[Directive] Every record should be written out exactly, please.

(Some records)
'''

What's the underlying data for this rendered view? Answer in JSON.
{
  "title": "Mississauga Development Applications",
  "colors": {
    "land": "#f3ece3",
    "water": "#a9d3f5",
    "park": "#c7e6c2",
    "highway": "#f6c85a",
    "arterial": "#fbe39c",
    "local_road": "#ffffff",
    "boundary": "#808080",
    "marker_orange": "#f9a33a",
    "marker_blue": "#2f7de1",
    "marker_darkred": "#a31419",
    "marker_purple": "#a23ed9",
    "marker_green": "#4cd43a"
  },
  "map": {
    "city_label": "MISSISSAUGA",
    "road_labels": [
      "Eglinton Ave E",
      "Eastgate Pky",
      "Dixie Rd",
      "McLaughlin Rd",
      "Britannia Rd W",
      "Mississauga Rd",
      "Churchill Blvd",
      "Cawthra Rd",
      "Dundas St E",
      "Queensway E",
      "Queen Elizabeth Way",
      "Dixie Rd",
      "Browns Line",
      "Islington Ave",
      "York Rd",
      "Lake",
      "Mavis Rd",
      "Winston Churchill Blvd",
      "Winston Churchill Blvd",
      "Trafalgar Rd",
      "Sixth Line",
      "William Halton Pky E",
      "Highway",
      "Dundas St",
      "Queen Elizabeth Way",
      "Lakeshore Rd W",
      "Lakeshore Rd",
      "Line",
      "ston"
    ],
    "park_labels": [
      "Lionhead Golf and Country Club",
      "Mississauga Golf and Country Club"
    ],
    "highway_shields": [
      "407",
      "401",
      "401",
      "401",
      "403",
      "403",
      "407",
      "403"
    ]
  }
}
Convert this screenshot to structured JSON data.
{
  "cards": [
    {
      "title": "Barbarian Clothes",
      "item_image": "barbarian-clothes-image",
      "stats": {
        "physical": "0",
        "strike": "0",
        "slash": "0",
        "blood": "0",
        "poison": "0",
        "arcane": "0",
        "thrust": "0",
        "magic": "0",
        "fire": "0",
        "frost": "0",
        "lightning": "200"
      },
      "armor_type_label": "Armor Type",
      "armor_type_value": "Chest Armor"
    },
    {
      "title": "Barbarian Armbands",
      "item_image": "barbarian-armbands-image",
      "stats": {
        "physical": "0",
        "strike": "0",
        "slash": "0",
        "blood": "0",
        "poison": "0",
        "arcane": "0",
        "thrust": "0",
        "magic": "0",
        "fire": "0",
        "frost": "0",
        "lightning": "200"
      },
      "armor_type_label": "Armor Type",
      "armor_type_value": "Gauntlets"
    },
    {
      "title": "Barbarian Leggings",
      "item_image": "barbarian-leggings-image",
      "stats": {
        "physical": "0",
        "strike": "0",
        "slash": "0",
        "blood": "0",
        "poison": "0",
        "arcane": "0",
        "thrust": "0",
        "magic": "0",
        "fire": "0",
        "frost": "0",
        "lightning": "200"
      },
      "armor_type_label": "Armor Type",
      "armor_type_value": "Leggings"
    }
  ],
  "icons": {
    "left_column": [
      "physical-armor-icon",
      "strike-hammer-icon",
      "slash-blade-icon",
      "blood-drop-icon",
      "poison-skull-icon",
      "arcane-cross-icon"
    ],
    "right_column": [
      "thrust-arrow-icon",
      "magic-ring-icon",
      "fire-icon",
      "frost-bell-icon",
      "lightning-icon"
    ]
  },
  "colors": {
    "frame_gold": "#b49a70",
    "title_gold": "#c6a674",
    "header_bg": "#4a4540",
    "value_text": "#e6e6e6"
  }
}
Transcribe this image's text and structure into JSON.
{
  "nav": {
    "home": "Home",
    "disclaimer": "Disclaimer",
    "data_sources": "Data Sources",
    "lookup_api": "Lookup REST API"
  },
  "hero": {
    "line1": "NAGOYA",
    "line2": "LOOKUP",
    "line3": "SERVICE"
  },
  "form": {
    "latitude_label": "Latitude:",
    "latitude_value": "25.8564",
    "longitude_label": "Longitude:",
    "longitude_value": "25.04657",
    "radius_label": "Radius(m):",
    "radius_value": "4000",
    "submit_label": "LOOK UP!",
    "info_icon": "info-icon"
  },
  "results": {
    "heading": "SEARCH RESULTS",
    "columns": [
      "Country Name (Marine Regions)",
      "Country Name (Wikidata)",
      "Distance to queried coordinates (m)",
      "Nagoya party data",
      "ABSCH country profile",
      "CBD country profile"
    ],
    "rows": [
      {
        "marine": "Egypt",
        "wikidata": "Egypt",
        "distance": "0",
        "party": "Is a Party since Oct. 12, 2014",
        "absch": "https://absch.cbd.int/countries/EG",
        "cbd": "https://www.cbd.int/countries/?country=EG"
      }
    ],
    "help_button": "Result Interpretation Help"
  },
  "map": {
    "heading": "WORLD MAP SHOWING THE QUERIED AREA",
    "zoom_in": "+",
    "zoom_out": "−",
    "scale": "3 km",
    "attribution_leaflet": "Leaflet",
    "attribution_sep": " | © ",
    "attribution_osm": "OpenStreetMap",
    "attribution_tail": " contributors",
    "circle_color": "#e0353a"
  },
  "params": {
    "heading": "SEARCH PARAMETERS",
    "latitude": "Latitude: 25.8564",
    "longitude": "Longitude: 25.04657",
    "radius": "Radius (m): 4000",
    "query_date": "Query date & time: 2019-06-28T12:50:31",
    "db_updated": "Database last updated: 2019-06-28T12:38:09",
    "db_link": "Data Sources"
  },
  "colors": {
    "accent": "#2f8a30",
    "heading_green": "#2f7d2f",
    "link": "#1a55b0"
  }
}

'''

[Output]
What's the underlying data for this rendered view? Answer in JSON.
{
  "title": "Mississauga Development Applications",
  "colors": {
    "land": "#f3ece3",
    "water": "#a9d3f5",
    "park": "#c7e6c2",
    "highway": "#f6c85a",
    "arterial": "#fbe39c",
    "local_road": "#ffffff",
    "boundary": "#808080",
    "marker_orange": "#f9a33a",
    "marker_blue": "#2f7de1",
    "marker_darkred": "#a31419",
    "marker_purple": "#a23ed9",
    "marker_green": "#4cd43a"
  },
  "map": {
    "city_label": "MISSISSAUGA",
    "road_labels": [
      "Eglinton Ave E",
      "Eastgate Pky",
      "Dixie Rd",
      "McLaughlin Rd",
      "Britannia Rd W",
      "Mississauga Rd",
      "Churchill Blvd",
      "Cawthra Rd",
      "Dundas St E",
      "Queensway E",
      "Queen Elizabeth Way",
      "Dixie Rd",
      "Browns Line",
      "Islington Ave",
      "York Rd",
      "Lake",
      "Mavis Rd",
      "Winston Churchill Blvd",
      "Winston Churchill Blvd",
      "Trafalgar Rd",
      "Sixth Line",
      "William Halton Pky E",
      "Highway",
      "Dundas St",
      "Queen Elizabeth Way",
      "Lakeshore Rd W",
      "Lakeshore Rd",
      "Line",
      "ston"
    ],
    "park_labels": [
      "Lionhead Golf and Country Club",
      "Mississauga Golf and Country Club"
    ],
    "highway_shields": [
      "407",
      "401",
      "401",
      "401",
      "403",
      "403",
      "407",
      "403"
    ]
  }
}
Convert this screenshot to structured JSON data.
{
  "cards": [
    {
      "title": "Barbarian Clothes",
      "item_image": "barbarian-clothes-image",
      "stats": {
        "physical": "0",
        "strike": "0",
        "slash": "0",
        "blood": "0",
        "poison": "0",
        "arcane": "0",
        "thrust": "0",
        "magic": "0",
        "fire": "0",
        "frost": "0",
        "lightning": "200"
      },
      "armor_type_label": "Armor Type",
      "armor_type_value": "Chest Armor"
    },
    {
      "title": "Barbarian Armbands",
      "item_image": "barbarian-armbands-image",
      "stats": {
        "physical": "0",
        "strike": "0",
        "slash": "0",
        "blood": "0",
        "poison": "0",
        "arcane": "0",
        "thrust": "0",
        "magic": "0",
        "fire": "0",
        "frost": "0",
        "lightning": "200"
      },
      "armor_type_label": "Armor Type",
      "armor_type_value": "Gauntlets"
    },
    {
      "title": "Barbarian Leggings",
      "item_image": "barbarian-leggings-image",
      "stats": {
        "physical": "0",
        "strike": "0",
        "slash": "0",
        "blood": "0",
        "poison": "0",
        "arcane": "0",
        "thrust": "0",
        "magic": "0",
        "fire": "0",
        "frost": "0",
        "lightning": "200"
      },
      "armor_type_label": "Armor Type",
      "armor_type_value": "Leggings"
    }
  ],
  "icons": {
    "left_column": [
      "physical-armor-icon",
      "strike-hammer-icon",
      "slash-blade-icon",
      "blood-drop-icon",
      "poison-skull-icon",
      "arcane-cross-icon"
    ],
    "right_column": [
      "thrust-arrow-icon",
      "magic-ring-icon",
      "fire-icon",
      "frost-bell-icon",
      "lightning-icon"
    ]
  },
  "colors": {
    "frame_gold": "#b49a70",
    "title_gold": "#c6a674",
    "header_bg": "#4a4540",
    "value_text": "#e6e6e6"
  }
}
Transcribe this image's text and structure into JSON.
{
  "nav": {
    "home": "Home",
    "disclaimer": "Disclaimer",
    "data_sources": "Data Sources",
    "lookup_api": "Lookup REST API"
  },
  "hero": {
    "line1": "NAGOYA",
    "line2": "LOOKUP",
    "line3": "SERVICE"
  },
  "form": {
    "latitude_label": "Latitude:",
    "latitude_value": "25.8564",
    "longitude_label": "Longitude:",
    "longitude_value": "25.04657",
    "radius_label": "Radius(m):",
    "radius_value": "4000",
    "submit_label": "LOOK UP!",
    "info_icon": "info-icon"
  },
  "results": {
    "heading": "SEARCH RESULTS",
    "columns": [
      "Country Name (Marine Regions)",
      "Country Name (Wikidata)",
      "Distance to queried coordinates (m)",
      "Nagoya party data",
      "ABSCH country profile",
      "CBD country profile"
    ],
    "rows": [
      {
        "marine": "Egypt",
        "wikidata": "Egypt",
        "distance": "0",
        "party": "Is a Party since Oct. 12, 2014",
        "absch": "https://absch.cbd.int/countries/EG",
        "cbd": "https://www.cbd.int/countries/?country=EG"
      }
    ],
    "help_button": "Result Interpretation Help"
  },
  "map": {
    "heading": "WORLD MAP SHOWING THE QUERIED AREA",
    "zoom_in": "+",
    "zoom_out": "−",
    "scale": "3 km",
    "attribution_leaflet": "Leaflet",
    "attribution_sep": " | © ",
    "attribution_osm": "OpenStreetMap",
    "attribution_tail": " contributors",
    "circle_color": "#e0353a"
  },
  "params": {
    "heading": "SEARCH PARAMETERS",
    "latitude": "Latitude: 25.8564",
    "longitude": "Longitude: 25.04657",
    "radius": "Radius (m): 4000",
    "query_date": "Query date & time: 2019-06-28T12:50:31",
    "db_updated": "Database last updated: 2019-06-28T12:38:09",
    "db_link": "Data Sources"
  },
  "colors": {
    "accent": "#2f8a30",
    "heading_green": "#2f7d2f",
    "link": "#1a55b0"
  }
}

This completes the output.